>> start Input rows
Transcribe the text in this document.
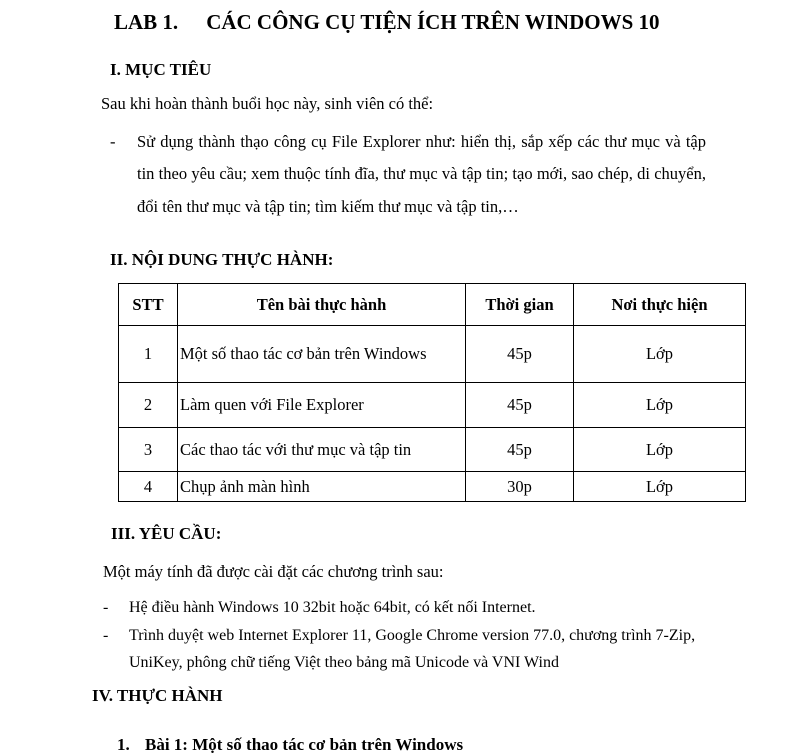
LAB 1. CÁC CÔNG CỤ TIỆN ÍCH TRÊN WINDOWS 10
I. MỤC TIÊU
Sau khi hoàn thành buổi học này, sinh viên có thể:
-	Sử dụng thành thạo công cụ File Explorer như: hiển thị, sắp xếp các thư mục và tập tin theo yêu cầu; xem thuộc tính đĩa, thư mục và tập tin; tạo mới, sao chép, di chuyển, đổi tên thư mục và tập tin; tìm kiếm thư mục và tập tin,…
II. NỘI DUNG THỰC HÀNH:
STT	Tên bài thực hành	Thời gian	Nơi thực hiện
1	Một số thao tác cơ bản trên Windows	45p	Lớp
2	Làm quen với File Explorer	45p	Lớp
3	Các thao tác với thư mục và tập tin	45p	Lớp
4	Chụp ảnh màn hình	30p	Lớp
III. YÊU CẦU:
Một máy tính đã được cài đặt các chương trình sau:
-	Hệ điều hành Windows 10 32bit hoặc 64bit, có kết nối Internet.
-	Trình duyệt web Internet Explorer 11, Google Chrome version 77.0, chương trình 7-Zip, UniKey, phông chữ tiếng Việt theo bảng mã Unicode và VNI Wind
IV. THỰC HÀNH
1. Bài 1: Một số thao tác cơ bản trên Windows
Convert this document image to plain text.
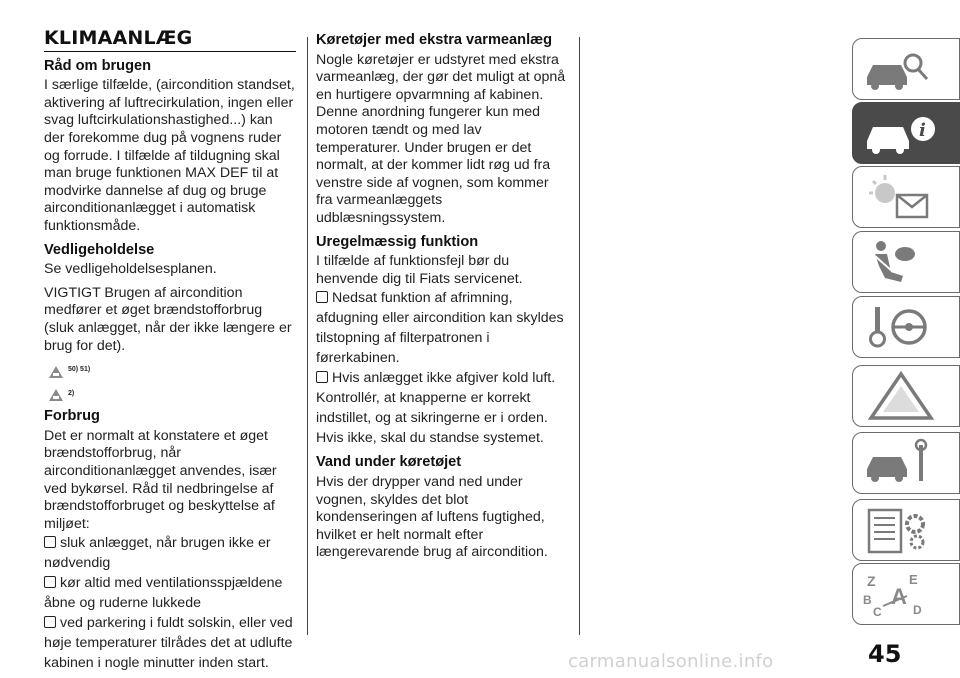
KLIMAANLÆG
Råd om brugen

I særlige tilfælde, (aircondition standset, aktivering af luftrecirkulation, ingen eller svag luftcirkulationshastighed...) kan der forekomme dug på vognens ruder og forrude. I tilfælde af tildugning skal man bruge funktionen MAX DEF til at modvirke dannelse af dug og bruge airconditionanlægget i automatisk funktionsmåde.

Vedligeholdelse

Se vedligeholdelsesplanen.

VIGTIGT Brugen af aircondition medfører et øget brændstofforbrug (sluk anlægget, når der ikke længere er brug for det).

50) 51)
2)
Forbrug

Det er normalt at konstatere et øget brændstofforbrug, når airconditionanlægget anvendes, især ved bykørsel. Råd til nedbringelse af brændstofforbruget og beskyttelse af miljøet:

sluk anlægget, når brugen ikke er

nødvendig

kør altid med ventilationsspjældene

åbne og ruderne lukkede

ved parkering i fuldt solskin, eller ved

høje temperaturer tilrådes det at udlufte

kabinen i nogle minutter inden start.

Køretøjer med ekstra varmeanlæg

Nogle køretøjer er udstyret med ekstra varmeanlæg, der gør det muligt at opnå en hurtigere opvarmning af kabinen. Denne anordning fungerer kun med motoren tændt og med lav temperaturer. Under brugen er det normalt, at der kommer lidt røg ud fra venstre side af vognen, som kommer fra varmeanlæggets udblæsningssystem.

Uregelmæssig funktion

I tilfælde af funktionsfejl bør du henvende dig til Fiats servicenet.

Nedsat funktion af afrimning,

afdugning eller aircondition kan skyldes

tilstopning af filterpatronen i førerkabinen.

Hvis anlægget ikke afgiver kold luft.

Kontrollér, at knapperne er korrekt

indstillet, og at sikringerne er i orden.

Hvis ikke, skal du standse systemet.

Vand under køretøjet

Hvis der drypper vand ned under vognen, skyldes det blot kondenseringen af luftens fugtighed, hvilket er helt normalt efter længerevarende brug af aircondition.

i
Z	E
B
C	D
A
45
carmanualsonline.info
>> end Input rows
Copy out all the data exactly; skip the pictures.

**Written answer**:
Transcribe the text in this document.
LAB 1. CÁC CÔNG CỤ TIỆN ÍCH TRÊN WINDOWS 10
I. MỤC TIÊU
Sau khi hoàn thành buổi học này, sinh viên có thể:
-	Sử dụng thành thạo công cụ File Explorer như: hiển thị, sắp xếp các thư mục và tập tin theo yêu cầu; xem thuộc tính đĩa, thư mục và tập tin; tạo mới, sao chép, di chuyển, đổi tên thư mục và tập tin; tìm kiếm thư mục và tập tin,…
II. NỘI DUNG THỰC HÀNH:
STT	Tên bài thực hành	Thời gian	Nơi thực hiện
1	Một số thao tác cơ bản trên Windows	45p	Lớp
2	Làm quen với File Explorer	45p	Lớp
3	Các thao tác với thư mục và tập tin	45p	Lớp
4	Chụp ảnh màn hình	30p	Lớp
III. YÊU CẦU:
Một máy tính đã được cài đặt các chương trình sau:
-	Hệ điều hành Windows 10 32bit hoặc 64bit, có kết nối Internet.
-	Trình duyệt web Internet Explorer 11, Google Chrome version 77.0, chương trình 7-Zip, UniKey, phông chữ tiếng Việt theo bảng mã Unicode và VNI Wind
IV. THỰC HÀNH
1. Bài 1: Một số thao tác cơ bản trên Windows
Convert this document image to plain text.
KLIMAANLÆG
Råd om brugen

I særlige tilfælde, (aircondition standset, aktivering af luftrecirkulation, ingen eller svag luftcirkulationshastighed...) kan der forekomme dug på vognens ruder og forrude. I tilfælde af tildugning skal man bruge funktionen MAX DEF til at modvirke dannelse af dug og bruge airconditionanlægget i automatisk funktionsmåde.

Vedligeholdelse

Se vedligeholdelsesplanen.

VIGTIGT Brugen af aircondition medfører et øget brændstofforbrug (sluk anlægget, når der ikke længere er brug for det).

50) 51)
2)
Forbrug

Det er normalt at konstatere et øget brændstofforbrug, når airconditionanlægget anvendes, især ved bykørsel. Råd til nedbringelse af brændstofforbruget og beskyttelse af miljøet:

sluk anlægget, når brugen ikke er

nødvendig

kør altid med ventilationsspjældene

åbne og ruderne lukkede

ved parkering i fuldt solskin, eller ved

høje temperaturer tilrådes det at udlufte

kabinen i nogle minutter inden start.

Køretøjer med ekstra varmeanlæg

Nogle køretøjer er udstyret med ekstra varmeanlæg, der gør det muligt at opnå en hurtigere opvarmning af kabinen. Denne anordning fungerer kun med motoren tændt og med lav temperaturer. Under brugen er det normalt, at der kommer lidt røg ud fra venstre side af vognen, som kommer fra varmeanlæggets udblæsningssystem.

Uregelmæssig funktion

I tilfælde af funktionsfejl bør du henvende dig til Fiats servicenet.

Nedsat funktion af afrimning,

afdugning eller aircondition kan skyldes

tilstopning af filterpatronen i førerkabinen.

Hvis anlægget ikke afgiver kold luft.

Kontrollér, at knapperne er korrekt

indstillet, og at sikringerne er i orden.

Hvis ikke, skal du standse systemet.

Vand under køretøjet

Hvis der drypper vand ned under vognen, skyldes det blot kondenseringen af luftens fugtighed, hvilket er helt normalt efter længerevarende brug af aircondition.

i
Z	E
B
C	D
A
45
carmanualsonline.info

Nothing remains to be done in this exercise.